▶ **To be done**: Copy out each line of the data holding "Current".
= = =
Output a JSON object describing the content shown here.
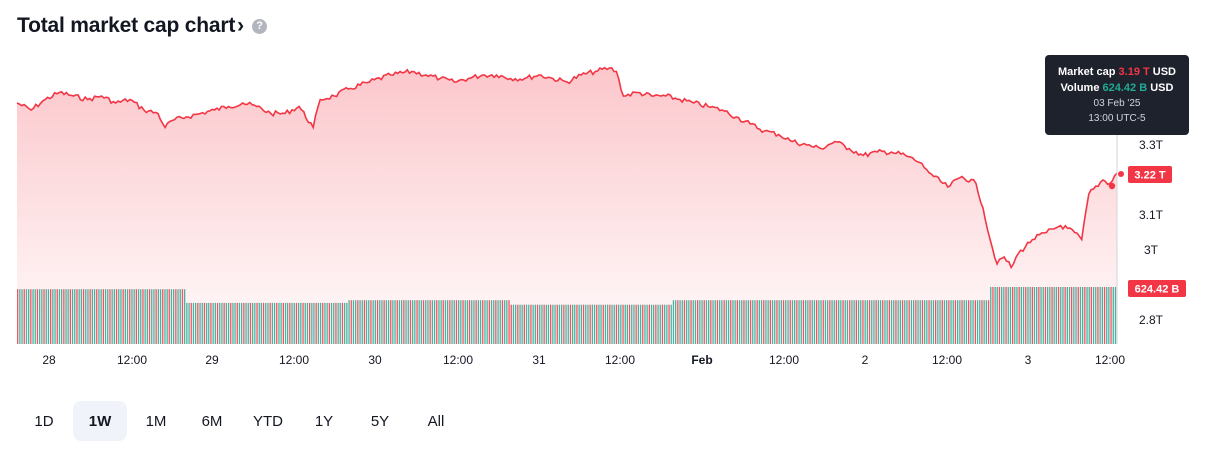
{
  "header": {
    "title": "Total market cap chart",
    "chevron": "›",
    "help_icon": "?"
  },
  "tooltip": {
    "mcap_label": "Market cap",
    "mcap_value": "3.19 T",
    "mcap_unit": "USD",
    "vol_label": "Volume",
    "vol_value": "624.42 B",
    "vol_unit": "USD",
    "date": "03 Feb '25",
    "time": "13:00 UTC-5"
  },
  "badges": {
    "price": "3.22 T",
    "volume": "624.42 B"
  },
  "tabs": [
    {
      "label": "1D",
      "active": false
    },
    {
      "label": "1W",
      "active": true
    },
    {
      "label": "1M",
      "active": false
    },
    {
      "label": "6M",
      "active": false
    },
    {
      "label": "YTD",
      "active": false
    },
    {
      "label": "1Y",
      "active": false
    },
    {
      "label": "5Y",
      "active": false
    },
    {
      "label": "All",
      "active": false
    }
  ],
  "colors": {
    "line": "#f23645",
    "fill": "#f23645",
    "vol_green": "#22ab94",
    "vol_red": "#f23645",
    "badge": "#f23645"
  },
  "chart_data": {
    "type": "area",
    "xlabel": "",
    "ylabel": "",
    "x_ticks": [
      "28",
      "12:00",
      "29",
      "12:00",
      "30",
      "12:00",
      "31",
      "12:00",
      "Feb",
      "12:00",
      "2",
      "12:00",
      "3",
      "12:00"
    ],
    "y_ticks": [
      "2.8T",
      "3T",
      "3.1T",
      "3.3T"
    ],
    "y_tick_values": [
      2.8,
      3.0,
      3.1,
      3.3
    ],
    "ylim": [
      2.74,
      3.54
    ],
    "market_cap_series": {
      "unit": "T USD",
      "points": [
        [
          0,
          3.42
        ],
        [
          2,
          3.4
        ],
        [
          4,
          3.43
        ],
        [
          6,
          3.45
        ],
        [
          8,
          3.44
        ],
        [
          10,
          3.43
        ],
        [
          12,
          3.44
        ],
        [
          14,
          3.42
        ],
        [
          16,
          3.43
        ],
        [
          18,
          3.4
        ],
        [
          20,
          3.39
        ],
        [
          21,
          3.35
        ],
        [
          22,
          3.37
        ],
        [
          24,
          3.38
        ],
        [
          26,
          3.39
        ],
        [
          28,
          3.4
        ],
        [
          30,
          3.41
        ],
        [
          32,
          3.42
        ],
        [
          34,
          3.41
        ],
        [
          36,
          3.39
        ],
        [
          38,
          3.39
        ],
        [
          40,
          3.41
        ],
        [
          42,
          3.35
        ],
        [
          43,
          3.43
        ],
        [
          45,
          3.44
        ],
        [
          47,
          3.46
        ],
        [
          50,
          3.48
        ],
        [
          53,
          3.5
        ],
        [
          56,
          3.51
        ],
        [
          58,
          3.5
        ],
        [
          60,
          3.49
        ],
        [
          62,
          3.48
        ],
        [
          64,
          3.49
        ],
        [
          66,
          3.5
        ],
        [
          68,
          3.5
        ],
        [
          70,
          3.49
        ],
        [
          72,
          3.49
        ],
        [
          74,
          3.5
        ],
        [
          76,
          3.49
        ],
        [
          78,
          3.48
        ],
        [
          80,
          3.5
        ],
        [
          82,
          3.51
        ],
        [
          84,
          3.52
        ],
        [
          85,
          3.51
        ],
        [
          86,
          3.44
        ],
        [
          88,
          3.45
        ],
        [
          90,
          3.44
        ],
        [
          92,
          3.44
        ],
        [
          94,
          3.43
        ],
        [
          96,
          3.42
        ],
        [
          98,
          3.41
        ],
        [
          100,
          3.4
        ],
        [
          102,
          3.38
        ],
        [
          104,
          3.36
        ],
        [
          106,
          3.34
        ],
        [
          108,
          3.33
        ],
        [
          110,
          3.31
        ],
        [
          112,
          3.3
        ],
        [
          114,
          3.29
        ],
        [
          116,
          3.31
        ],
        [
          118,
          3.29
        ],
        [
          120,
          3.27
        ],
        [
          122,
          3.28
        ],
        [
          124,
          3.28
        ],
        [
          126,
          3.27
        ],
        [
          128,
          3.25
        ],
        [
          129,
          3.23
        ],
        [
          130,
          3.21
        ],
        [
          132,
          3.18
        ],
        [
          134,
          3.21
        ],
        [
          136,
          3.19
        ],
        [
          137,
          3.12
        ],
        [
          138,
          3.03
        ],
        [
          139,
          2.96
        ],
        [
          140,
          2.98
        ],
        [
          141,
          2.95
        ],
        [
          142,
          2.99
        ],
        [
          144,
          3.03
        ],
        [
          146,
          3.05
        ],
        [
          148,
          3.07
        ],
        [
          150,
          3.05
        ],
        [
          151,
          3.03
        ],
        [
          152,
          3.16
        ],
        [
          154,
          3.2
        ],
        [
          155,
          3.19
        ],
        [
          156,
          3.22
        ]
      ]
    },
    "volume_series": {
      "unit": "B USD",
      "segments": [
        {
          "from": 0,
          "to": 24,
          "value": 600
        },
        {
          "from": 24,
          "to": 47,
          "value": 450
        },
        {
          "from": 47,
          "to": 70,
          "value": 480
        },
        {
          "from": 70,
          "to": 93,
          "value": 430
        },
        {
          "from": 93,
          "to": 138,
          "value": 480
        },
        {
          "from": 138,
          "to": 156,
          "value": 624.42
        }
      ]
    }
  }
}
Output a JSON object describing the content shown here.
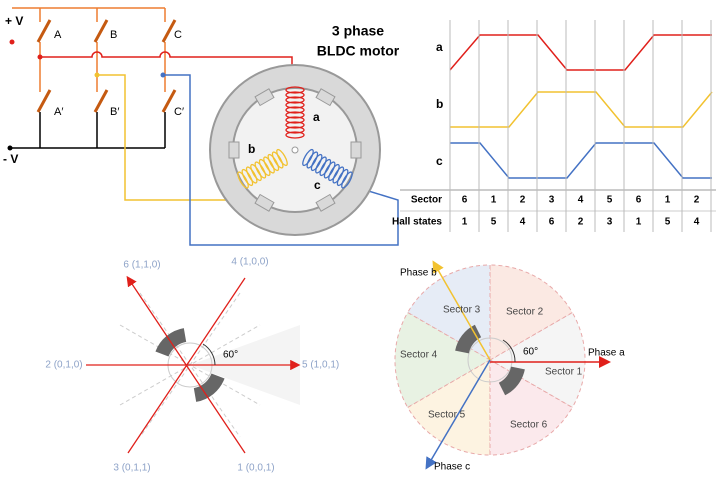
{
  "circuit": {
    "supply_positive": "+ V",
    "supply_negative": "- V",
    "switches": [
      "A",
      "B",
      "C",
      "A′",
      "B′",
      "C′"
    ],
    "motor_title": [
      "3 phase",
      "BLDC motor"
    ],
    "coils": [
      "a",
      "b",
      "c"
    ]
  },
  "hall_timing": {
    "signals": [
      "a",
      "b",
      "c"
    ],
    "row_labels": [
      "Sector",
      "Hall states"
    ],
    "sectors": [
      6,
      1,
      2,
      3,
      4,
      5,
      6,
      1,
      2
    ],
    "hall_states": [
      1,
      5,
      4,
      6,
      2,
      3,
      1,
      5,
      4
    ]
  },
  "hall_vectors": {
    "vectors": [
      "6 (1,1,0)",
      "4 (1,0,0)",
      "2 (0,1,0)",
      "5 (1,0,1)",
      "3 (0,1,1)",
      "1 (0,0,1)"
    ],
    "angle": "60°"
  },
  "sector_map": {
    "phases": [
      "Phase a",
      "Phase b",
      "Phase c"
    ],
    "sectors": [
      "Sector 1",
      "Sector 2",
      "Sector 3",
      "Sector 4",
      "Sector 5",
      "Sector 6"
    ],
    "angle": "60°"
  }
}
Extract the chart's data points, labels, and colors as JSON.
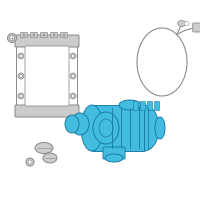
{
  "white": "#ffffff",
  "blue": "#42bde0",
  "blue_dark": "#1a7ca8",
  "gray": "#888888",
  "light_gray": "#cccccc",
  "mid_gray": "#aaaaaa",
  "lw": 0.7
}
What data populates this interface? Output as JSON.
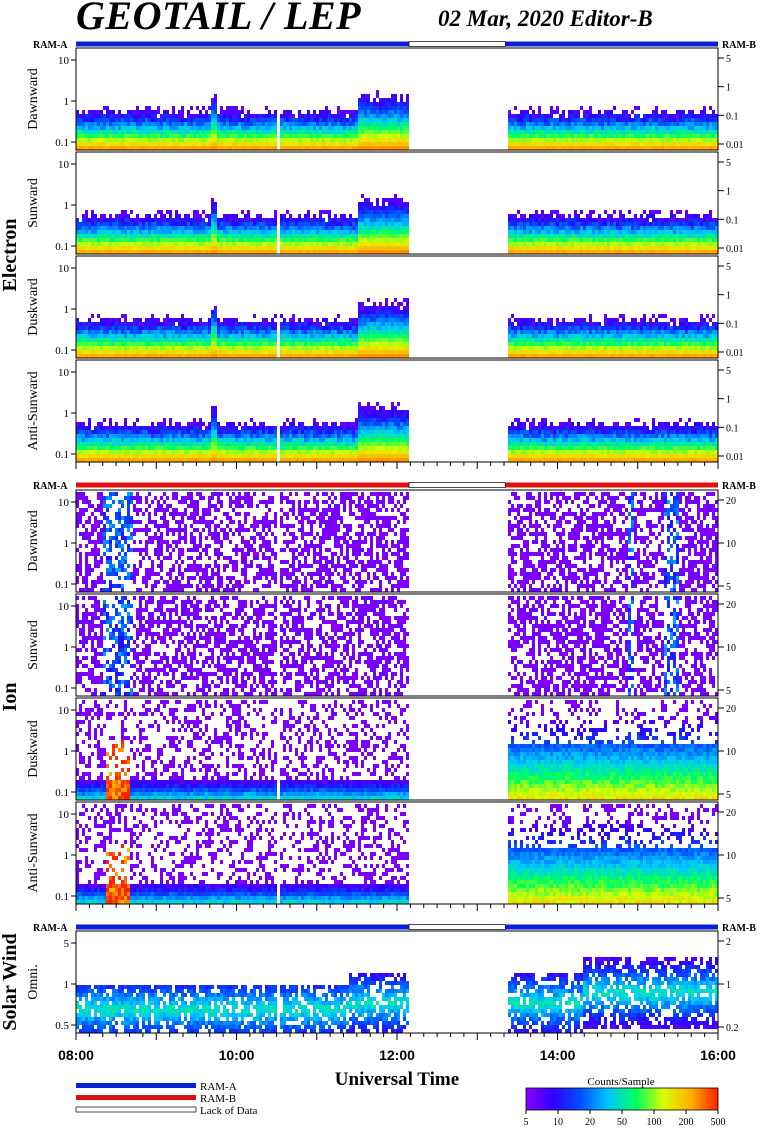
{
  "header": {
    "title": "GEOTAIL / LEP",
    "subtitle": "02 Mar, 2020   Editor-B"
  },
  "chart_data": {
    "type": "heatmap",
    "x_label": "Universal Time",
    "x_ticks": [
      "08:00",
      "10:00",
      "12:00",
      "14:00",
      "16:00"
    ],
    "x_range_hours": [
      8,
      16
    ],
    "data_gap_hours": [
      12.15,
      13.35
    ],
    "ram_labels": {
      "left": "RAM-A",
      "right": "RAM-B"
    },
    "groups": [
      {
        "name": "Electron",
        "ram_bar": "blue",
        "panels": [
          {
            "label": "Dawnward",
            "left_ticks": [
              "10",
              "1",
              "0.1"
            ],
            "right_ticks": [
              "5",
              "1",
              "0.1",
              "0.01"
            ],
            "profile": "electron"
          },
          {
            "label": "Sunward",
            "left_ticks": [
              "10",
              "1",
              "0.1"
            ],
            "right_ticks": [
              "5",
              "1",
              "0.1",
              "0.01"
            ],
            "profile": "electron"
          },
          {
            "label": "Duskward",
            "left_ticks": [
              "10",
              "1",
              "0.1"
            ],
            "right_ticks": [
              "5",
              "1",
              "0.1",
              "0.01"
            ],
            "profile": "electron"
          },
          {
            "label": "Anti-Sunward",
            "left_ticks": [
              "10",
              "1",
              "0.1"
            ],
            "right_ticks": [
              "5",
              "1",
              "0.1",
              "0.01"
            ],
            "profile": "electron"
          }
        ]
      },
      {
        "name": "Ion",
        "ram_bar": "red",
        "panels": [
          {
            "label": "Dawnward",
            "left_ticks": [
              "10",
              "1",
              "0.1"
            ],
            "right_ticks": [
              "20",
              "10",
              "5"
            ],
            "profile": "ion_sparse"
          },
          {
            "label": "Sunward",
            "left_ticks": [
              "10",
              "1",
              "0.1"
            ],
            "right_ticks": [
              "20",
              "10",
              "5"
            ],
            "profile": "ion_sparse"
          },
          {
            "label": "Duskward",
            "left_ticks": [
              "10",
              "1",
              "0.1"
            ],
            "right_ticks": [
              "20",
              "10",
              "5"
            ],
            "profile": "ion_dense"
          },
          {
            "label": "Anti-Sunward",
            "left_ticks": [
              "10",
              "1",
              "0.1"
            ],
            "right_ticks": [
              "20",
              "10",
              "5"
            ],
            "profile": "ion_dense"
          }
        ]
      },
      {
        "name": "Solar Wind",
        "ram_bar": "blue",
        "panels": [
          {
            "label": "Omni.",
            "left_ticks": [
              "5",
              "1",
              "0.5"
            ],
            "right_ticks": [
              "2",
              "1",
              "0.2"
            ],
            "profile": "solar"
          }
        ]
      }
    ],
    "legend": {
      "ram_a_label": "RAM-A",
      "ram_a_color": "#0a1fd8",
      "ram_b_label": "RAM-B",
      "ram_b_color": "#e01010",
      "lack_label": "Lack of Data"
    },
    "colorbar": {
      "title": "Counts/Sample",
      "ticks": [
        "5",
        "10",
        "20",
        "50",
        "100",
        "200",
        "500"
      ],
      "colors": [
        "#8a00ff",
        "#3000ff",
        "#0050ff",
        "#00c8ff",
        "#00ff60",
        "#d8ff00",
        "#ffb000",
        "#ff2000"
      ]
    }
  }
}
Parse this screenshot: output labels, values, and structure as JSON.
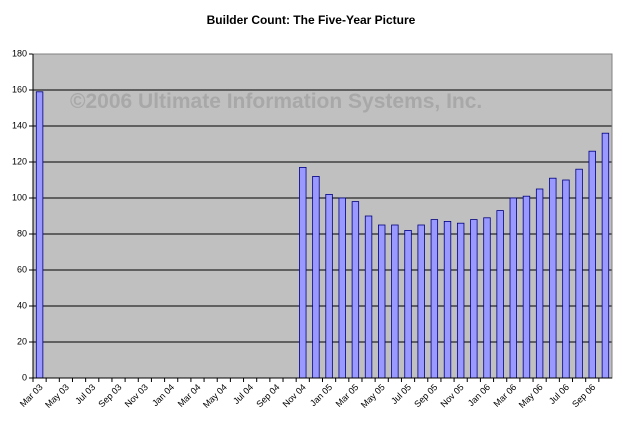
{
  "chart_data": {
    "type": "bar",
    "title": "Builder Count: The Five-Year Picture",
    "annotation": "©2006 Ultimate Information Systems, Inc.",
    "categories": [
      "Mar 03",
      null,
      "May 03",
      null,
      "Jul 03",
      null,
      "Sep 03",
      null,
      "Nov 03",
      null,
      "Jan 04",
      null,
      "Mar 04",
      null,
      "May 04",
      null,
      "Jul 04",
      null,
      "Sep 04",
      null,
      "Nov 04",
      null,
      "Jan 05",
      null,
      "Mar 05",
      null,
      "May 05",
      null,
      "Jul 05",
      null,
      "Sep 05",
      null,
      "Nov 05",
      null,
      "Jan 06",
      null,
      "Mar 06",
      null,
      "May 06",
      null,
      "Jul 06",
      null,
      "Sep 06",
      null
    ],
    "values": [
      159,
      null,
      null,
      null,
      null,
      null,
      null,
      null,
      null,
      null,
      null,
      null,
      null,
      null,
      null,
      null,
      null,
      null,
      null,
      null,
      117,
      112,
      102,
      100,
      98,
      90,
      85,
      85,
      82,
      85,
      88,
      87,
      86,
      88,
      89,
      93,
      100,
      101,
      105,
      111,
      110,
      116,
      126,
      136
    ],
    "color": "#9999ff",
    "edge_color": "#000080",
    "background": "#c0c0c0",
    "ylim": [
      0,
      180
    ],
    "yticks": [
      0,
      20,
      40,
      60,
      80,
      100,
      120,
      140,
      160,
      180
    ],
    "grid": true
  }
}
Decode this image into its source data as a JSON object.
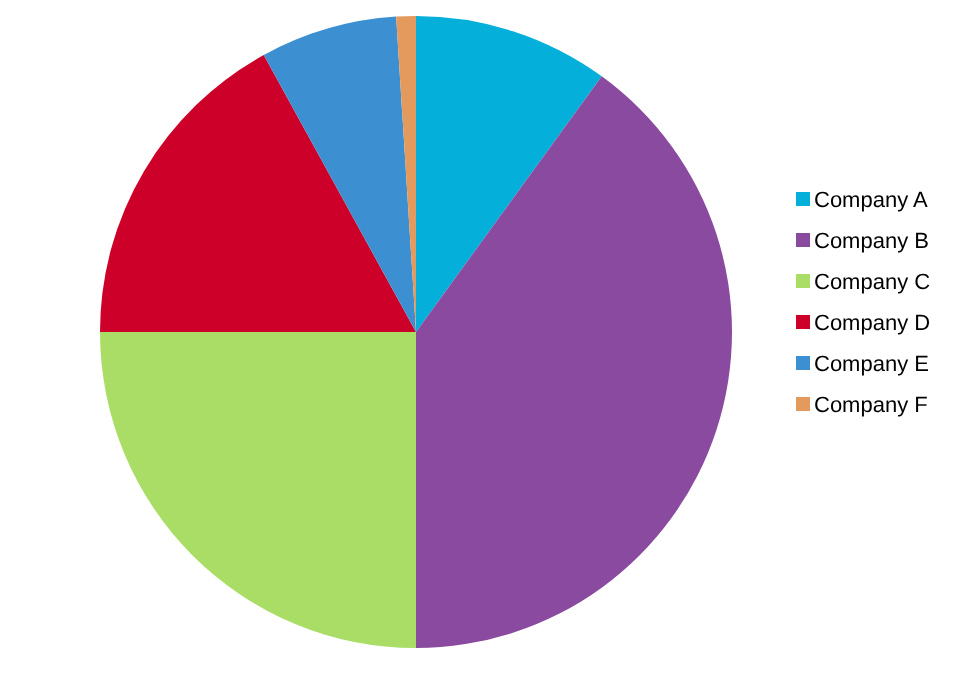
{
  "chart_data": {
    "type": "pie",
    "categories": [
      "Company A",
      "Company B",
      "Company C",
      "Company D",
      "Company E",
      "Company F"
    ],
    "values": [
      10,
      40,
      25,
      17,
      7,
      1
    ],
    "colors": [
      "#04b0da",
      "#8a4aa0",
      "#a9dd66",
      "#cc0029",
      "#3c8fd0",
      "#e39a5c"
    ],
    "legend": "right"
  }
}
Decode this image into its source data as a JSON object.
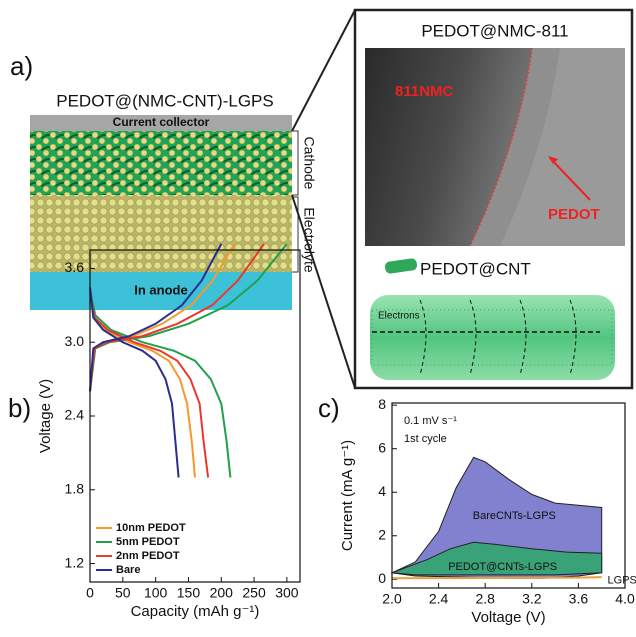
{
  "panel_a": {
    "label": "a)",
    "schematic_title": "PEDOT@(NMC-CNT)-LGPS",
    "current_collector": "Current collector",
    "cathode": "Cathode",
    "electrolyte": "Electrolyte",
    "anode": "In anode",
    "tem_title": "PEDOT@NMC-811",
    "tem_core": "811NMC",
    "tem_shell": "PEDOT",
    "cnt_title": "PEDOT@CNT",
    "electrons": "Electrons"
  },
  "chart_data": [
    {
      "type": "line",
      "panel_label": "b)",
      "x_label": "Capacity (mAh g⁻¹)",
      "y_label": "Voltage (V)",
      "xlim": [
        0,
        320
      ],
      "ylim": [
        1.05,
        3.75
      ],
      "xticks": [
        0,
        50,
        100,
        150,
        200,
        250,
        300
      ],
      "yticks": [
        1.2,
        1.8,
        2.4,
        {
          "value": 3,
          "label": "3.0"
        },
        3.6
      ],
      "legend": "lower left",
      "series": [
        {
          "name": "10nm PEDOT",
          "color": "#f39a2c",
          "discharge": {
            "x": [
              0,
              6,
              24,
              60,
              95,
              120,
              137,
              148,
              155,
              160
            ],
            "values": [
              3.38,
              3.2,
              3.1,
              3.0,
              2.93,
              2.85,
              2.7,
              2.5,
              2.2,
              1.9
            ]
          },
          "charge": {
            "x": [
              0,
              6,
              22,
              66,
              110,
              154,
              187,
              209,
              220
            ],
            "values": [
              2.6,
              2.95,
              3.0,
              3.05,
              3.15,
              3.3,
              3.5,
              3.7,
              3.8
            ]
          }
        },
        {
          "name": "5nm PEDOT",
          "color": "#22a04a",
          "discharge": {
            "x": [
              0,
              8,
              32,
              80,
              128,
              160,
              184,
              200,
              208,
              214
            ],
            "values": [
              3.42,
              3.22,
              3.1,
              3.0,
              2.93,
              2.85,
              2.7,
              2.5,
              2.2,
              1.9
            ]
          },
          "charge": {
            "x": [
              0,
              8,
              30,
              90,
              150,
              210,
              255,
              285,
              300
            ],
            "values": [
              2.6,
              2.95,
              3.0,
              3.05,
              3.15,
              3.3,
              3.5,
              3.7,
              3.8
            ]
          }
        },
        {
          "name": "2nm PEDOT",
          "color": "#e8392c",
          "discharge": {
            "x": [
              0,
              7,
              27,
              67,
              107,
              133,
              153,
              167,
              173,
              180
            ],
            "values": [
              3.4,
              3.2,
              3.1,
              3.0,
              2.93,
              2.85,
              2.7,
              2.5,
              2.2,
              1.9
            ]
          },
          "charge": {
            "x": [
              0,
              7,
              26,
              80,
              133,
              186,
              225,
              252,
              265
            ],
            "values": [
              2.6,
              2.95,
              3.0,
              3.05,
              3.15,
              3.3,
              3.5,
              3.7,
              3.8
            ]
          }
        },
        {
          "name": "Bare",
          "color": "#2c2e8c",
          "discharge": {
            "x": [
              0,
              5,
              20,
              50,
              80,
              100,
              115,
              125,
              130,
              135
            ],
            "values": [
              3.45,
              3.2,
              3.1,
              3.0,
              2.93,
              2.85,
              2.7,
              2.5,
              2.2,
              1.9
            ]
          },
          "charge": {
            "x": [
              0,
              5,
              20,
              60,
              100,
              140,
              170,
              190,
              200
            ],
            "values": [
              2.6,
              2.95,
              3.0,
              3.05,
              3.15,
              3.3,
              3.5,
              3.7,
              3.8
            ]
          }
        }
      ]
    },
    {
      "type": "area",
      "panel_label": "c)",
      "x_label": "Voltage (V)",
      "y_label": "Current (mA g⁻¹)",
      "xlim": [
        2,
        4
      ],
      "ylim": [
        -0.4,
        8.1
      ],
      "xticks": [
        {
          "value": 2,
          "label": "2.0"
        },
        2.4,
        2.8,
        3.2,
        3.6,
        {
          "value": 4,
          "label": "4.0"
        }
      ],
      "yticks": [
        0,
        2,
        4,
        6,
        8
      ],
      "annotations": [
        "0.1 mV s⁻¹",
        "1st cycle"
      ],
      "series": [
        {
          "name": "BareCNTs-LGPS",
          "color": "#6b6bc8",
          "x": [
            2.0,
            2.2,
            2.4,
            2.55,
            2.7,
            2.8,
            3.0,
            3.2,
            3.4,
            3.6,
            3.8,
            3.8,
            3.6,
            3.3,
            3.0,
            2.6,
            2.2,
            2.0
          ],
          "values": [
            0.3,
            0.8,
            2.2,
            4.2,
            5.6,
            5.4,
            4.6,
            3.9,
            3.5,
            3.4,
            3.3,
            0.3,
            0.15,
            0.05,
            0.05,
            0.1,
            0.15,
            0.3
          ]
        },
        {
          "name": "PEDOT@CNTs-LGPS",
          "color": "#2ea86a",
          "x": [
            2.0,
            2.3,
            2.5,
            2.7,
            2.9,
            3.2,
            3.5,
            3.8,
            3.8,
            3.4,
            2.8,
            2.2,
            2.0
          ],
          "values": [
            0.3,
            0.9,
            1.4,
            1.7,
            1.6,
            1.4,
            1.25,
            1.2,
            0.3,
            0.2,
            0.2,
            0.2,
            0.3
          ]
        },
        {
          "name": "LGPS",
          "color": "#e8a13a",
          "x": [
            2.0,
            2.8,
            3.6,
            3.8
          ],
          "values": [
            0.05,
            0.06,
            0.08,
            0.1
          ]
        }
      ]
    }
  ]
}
= = =
▶ **Reply**:
    "current_collector": "Current collector",
      "y_label": "Current (mA g⁻¹)",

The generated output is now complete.